### What you should do
Locate every line that holds the string "text" and copy it.

BEGIN Record list

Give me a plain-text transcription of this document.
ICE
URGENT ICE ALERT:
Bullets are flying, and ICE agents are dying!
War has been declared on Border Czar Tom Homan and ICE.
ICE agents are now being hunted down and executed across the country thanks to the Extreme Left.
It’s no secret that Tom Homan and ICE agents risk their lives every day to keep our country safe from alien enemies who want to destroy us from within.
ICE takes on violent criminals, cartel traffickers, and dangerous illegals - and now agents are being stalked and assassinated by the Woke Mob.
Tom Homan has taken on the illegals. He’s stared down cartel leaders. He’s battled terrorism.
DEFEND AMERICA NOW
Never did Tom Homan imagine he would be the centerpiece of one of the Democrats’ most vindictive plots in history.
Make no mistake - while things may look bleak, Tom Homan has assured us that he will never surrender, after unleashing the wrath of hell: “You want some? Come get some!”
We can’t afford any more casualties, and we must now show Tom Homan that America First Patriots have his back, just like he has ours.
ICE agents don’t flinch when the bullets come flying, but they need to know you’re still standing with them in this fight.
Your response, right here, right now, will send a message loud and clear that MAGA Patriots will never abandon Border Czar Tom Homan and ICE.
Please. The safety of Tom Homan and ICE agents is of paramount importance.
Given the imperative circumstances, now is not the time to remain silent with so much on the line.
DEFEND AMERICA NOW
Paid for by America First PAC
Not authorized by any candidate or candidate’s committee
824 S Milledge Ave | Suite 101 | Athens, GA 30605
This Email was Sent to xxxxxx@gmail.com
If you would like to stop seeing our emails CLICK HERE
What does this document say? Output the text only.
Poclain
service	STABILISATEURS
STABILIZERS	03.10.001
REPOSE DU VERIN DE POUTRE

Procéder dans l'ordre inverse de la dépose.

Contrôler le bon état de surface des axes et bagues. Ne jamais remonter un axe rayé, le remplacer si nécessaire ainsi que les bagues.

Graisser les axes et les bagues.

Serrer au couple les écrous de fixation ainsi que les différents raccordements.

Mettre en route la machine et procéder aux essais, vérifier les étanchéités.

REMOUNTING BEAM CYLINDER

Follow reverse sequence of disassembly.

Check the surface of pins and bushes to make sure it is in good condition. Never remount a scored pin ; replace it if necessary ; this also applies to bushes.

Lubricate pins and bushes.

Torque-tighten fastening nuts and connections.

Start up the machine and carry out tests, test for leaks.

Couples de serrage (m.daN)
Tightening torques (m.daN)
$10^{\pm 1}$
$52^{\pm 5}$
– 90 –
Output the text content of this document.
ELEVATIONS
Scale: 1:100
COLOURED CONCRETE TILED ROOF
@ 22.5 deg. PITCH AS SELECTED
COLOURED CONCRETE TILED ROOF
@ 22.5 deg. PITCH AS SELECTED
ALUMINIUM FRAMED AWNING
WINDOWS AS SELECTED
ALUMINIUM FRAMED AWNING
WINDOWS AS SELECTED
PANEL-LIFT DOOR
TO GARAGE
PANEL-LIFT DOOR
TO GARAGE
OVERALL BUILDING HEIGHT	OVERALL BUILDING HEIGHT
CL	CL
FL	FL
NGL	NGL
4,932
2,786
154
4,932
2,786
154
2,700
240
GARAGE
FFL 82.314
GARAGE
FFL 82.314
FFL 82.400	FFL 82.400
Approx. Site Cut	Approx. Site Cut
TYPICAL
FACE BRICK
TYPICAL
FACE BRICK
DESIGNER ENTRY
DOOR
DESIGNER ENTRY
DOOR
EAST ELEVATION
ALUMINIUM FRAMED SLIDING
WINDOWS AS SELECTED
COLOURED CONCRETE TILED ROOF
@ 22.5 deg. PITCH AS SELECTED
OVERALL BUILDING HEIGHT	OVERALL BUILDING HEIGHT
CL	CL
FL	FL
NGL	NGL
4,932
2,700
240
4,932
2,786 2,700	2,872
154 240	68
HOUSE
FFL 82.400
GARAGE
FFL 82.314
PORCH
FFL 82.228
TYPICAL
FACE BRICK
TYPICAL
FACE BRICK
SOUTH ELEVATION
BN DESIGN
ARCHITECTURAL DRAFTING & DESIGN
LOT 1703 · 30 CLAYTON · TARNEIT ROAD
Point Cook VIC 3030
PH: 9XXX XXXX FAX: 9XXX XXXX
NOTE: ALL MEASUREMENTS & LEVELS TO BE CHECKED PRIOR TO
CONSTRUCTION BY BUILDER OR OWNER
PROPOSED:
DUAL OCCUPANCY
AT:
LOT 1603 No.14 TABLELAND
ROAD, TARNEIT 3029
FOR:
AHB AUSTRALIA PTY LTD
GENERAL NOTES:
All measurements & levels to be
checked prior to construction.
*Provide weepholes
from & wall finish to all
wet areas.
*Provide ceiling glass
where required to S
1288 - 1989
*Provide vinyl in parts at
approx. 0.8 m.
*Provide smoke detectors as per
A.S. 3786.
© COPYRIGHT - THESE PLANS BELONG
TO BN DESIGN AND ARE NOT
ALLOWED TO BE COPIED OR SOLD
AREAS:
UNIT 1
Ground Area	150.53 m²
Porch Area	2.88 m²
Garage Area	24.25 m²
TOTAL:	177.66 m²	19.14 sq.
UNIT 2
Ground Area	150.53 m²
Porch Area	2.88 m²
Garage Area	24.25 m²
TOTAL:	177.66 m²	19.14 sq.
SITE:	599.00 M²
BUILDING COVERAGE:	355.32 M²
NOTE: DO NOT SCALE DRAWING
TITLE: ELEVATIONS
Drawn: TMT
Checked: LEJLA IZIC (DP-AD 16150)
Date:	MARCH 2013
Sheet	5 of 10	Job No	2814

END Record list

### Output below
Give me a plain-text transcription of this document.
What does this document say? Output the text only.
Output the text content of this document.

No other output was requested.